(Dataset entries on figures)
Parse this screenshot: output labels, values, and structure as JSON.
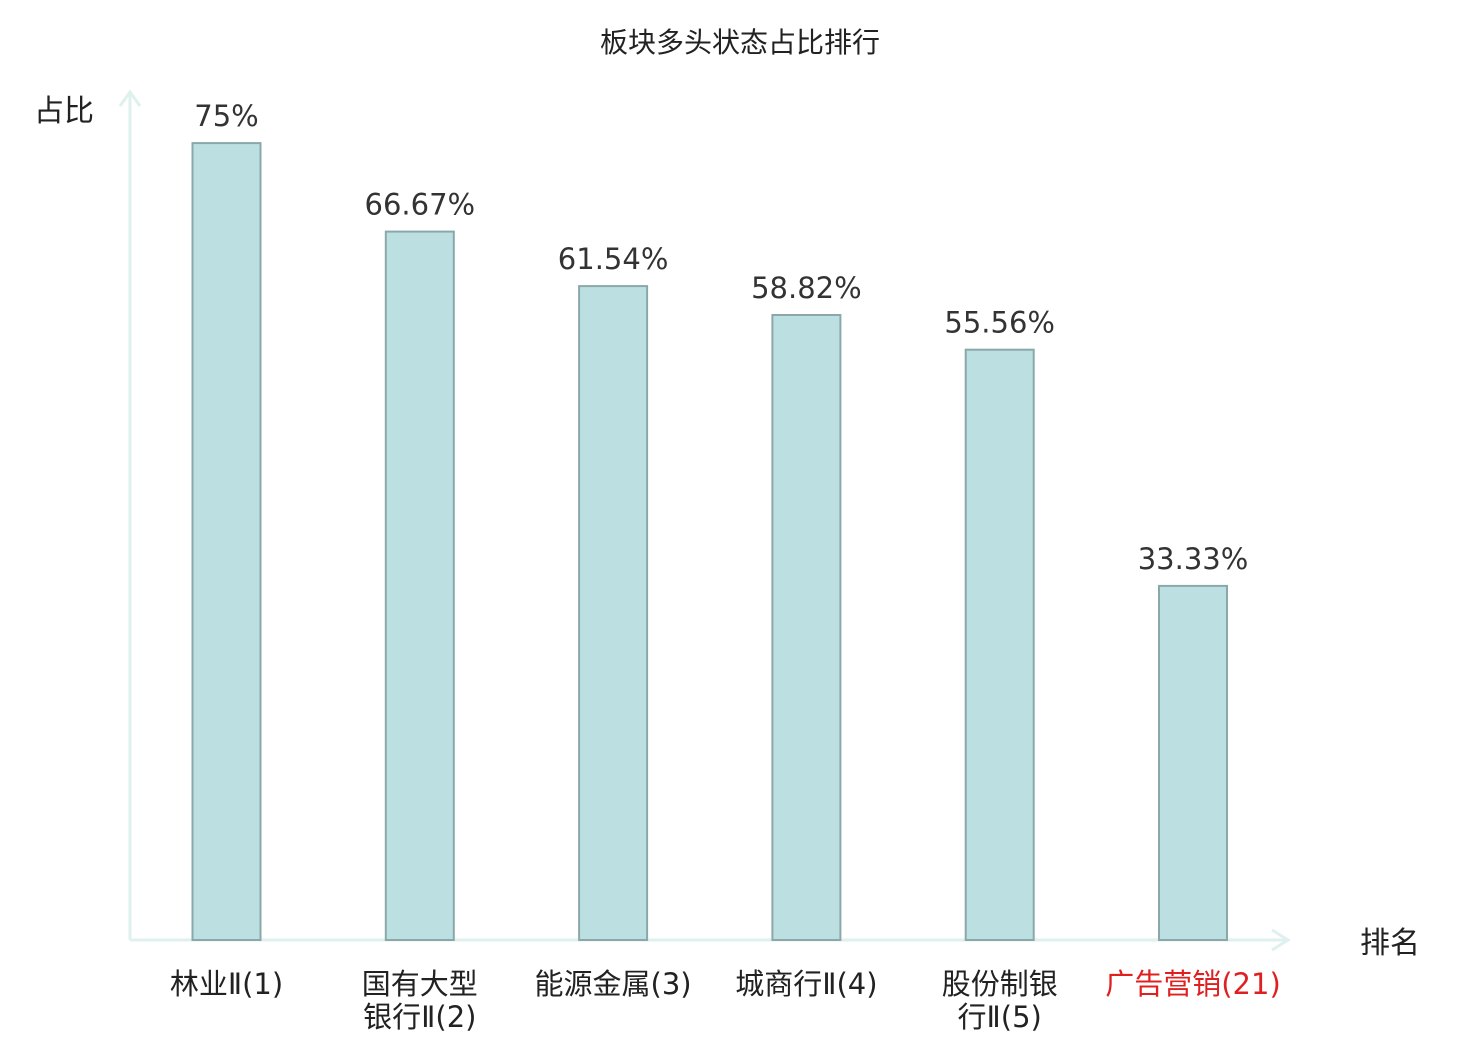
{
  "chart_data": {
    "type": "bar",
    "title": "板块多头状态占比排行",
    "xlabel": "排名",
    "ylabel": "占比",
    "categories": [
      "林业Ⅱ(1)",
      "国有大型银行Ⅱ(2)",
      "能源金属(3)",
      "城商行Ⅱ(4)",
      "股份制银行Ⅱ(5)",
      "广告营销(21)"
    ],
    "category_lines": [
      [
        "林业Ⅱ(1)"
      ],
      [
        "国有大型",
        "银行Ⅱ(2)"
      ],
      [
        "能源金属(3)"
      ],
      [
        "城商行Ⅱ(4)"
      ],
      [
        "股份制银",
        "行Ⅱ(5)"
      ],
      [
        "广告营销(21)"
      ]
    ],
    "values": [
      75,
      66.67,
      61.54,
      58.82,
      55.56,
      33.33
    ],
    "value_labels": [
      "75%",
      "66.67%",
      "61.54%",
      "58.82%",
      "55.56%",
      "33.33%"
    ],
    "highlight_index": 5,
    "ylim": [
      0,
      80
    ],
    "grid": false,
    "legend": "none"
  },
  "colors": {
    "bar_fill": "#bce0e2",
    "bar_stroke": "#8aa8aa",
    "axis": "#dff1ef",
    "highlight_text": "#e02020",
    "text": "#222222"
  }
}
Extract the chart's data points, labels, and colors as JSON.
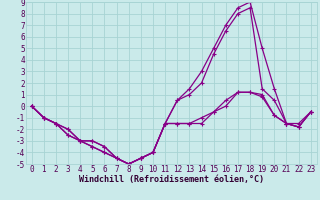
{
  "xlabel": "Windchill (Refroidissement éolien,°C)",
  "background_color": "#caeaea",
  "grid_color": "#a8d4d4",
  "line_color": "#880088",
  "x_hours": [
    0,
    1,
    2,
    3,
    4,
    5,
    6,
    7,
    8,
    9,
    10,
    11,
    12,
    13,
    14,
    15,
    16,
    17,
    18,
    19,
    20,
    21,
    22,
    23
  ],
  "series": [
    [
      0,
      -1,
      -1.5,
      -2,
      -3,
      -3,
      -3.5,
      -4.5,
      -5,
      -4.5,
      -4,
      -1.5,
      -1.5,
      -1.5,
      -1,
      -0.5,
      0,
      1.2,
      1.2,
      1,
      -0.8,
      -1.5,
      -1.5,
      -0.5
    ],
    [
      0,
      -1,
      -1.5,
      -2,
      -3,
      -3,
      -3.5,
      -4.5,
      -5,
      -4.5,
      -4,
      -1.5,
      -1.5,
      -1.5,
      -1.5,
      -0.5,
      0.5,
      1.2,
      1.2,
      0.8,
      -0.8,
      -1.5,
      -1.8,
      -0.5
    ],
    [
      0,
      -1,
      -1.5,
      -2.5,
      -3,
      -3.5,
      -4,
      -4.5,
      -5,
      -4.5,
      -4,
      -1.5,
      0.5,
      1.5,
      3,
      5,
      7,
      8.5,
      9,
      5,
      1.5,
      -1.5,
      -1.8,
      -0.5
    ],
    [
      0,
      -1,
      -1.5,
      -2.5,
      -3,
      -3.5,
      -4,
      -4.5,
      -5,
      -4.5,
      -4,
      -1.5,
      0.5,
      1,
      2,
      4.5,
      6.5,
      8,
      8.5,
      1.5,
      0.5,
      -1.5,
      -1.8,
      -0.5
    ]
  ],
  "ylim": [
    -5,
    9
  ],
  "yticks": [
    -5,
    -4,
    -3,
    -2,
    -1,
    0,
    1,
    2,
    3,
    4,
    5,
    6,
    7,
    8,
    9
  ],
  "xticks": [
    0,
    1,
    2,
    3,
    4,
    5,
    6,
    7,
    8,
    9,
    10,
    11,
    12,
    13,
    14,
    15,
    16,
    17,
    18,
    19,
    20,
    21,
    22,
    23
  ],
  "tick_fontsize": 5.5,
  "xlabel_fontsize": 6.0
}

Do this> Repeat the records above exactly, leaving out any pictures they contain.

Answer to the problem>
Parse this screenshot: output labels, values, and structure as JSON.
{
  "chart_data": {
    "type": "bar",
    "title": "板块多头状态占比排行",
    "xlabel": "排名",
    "ylabel": "占比",
    "categories": [
      "林业Ⅱ(1)",
      "国有大型银行Ⅱ(2)",
      "能源金属(3)",
      "城商行Ⅱ(4)",
      "股份制银行Ⅱ(5)",
      "广告营销(21)"
    ],
    "category_lines": [
      [
        "林业Ⅱ(1)"
      ],
      [
        "国有大型",
        "银行Ⅱ(2)"
      ],
      [
        "能源金属(3)"
      ],
      [
        "城商行Ⅱ(4)"
      ],
      [
        "股份制银",
        "行Ⅱ(5)"
      ],
      [
        "广告营销(21)"
      ]
    ],
    "values": [
      75,
      66.67,
      61.54,
      58.82,
      55.56,
      33.33
    ],
    "value_labels": [
      "75%",
      "66.67%",
      "61.54%",
      "58.82%",
      "55.56%",
      "33.33%"
    ],
    "highlight_index": 5,
    "ylim": [
      0,
      80
    ],
    "grid": false,
    "legend": "none"
  },
  "colors": {
    "bar_fill": "#bce0e2",
    "bar_stroke": "#8aa8aa",
    "axis": "#dff1ef",
    "highlight_text": "#e02020",
    "text": "#222222"
  }
}
Extract the chart's data points, labels, and colors as JSON.
{
  "xlabel": "Windchill (Refroidissement éolien,°C)",
  "background_color": "#caeaea",
  "grid_color": "#a8d4d4",
  "line_color": "#880088",
  "x_hours": [
    0,
    1,
    2,
    3,
    4,
    5,
    6,
    7,
    8,
    9,
    10,
    11,
    12,
    13,
    14,
    15,
    16,
    17,
    18,
    19,
    20,
    21,
    22,
    23
  ],
  "series": [
    [
      0,
      -1,
      -1.5,
      -2,
      -3,
      -3,
      -3.5,
      -4.5,
      -5,
      -4.5,
      -4,
      -1.5,
      -1.5,
      -1.5,
      -1,
      -0.5,
      0,
      1.2,
      1.2,
      1,
      -0.8,
      -1.5,
      -1.5,
      -0.5
    ],
    [
      0,
      -1,
      -1.5,
      -2,
      -3,
      -3,
      -3.5,
      -4.5,
      -5,
      -4.5,
      -4,
      -1.5,
      -1.5,
      -1.5,
      -1.5,
      -0.5,
      0.5,
      1.2,
      1.2,
      0.8,
      -0.8,
      -1.5,
      -1.8,
      -0.5
    ],
    [
      0,
      -1,
      -1.5,
      -2.5,
      -3,
      -3.5,
      -4,
      -4.5,
      -5,
      -4.5,
      -4,
      -1.5,
      0.5,
      1.5,
      3,
      5,
      7,
      8.5,
      9,
      5,
      1.5,
      -1.5,
      -1.8,
      -0.5
    ],
    [
      0,
      -1,
      -1.5,
      -2.5,
      -3,
      -3.5,
      -4,
      -4.5,
      -5,
      -4.5,
      -4,
      -1.5,
      0.5,
      1,
      2,
      4.5,
      6.5,
      8,
      8.5,
      1.5,
      0.5,
      -1.5,
      -1.8,
      -0.5
    ]
  ],
  "ylim": [
    -5,
    9
  ],
  "yticks": [
    -5,
    -4,
    -3,
    -2,
    -1,
    0,
    1,
    2,
    3,
    4,
    5,
    6,
    7,
    8,
    9
  ],
  "xticks": [
    0,
    1,
    2,
    3,
    4,
    5,
    6,
    7,
    8,
    9,
    10,
    11,
    12,
    13,
    14,
    15,
    16,
    17,
    18,
    19,
    20,
    21,
    22,
    23
  ],
  "tick_fontsize": 5.5,
  "xlabel_fontsize": 6.0
}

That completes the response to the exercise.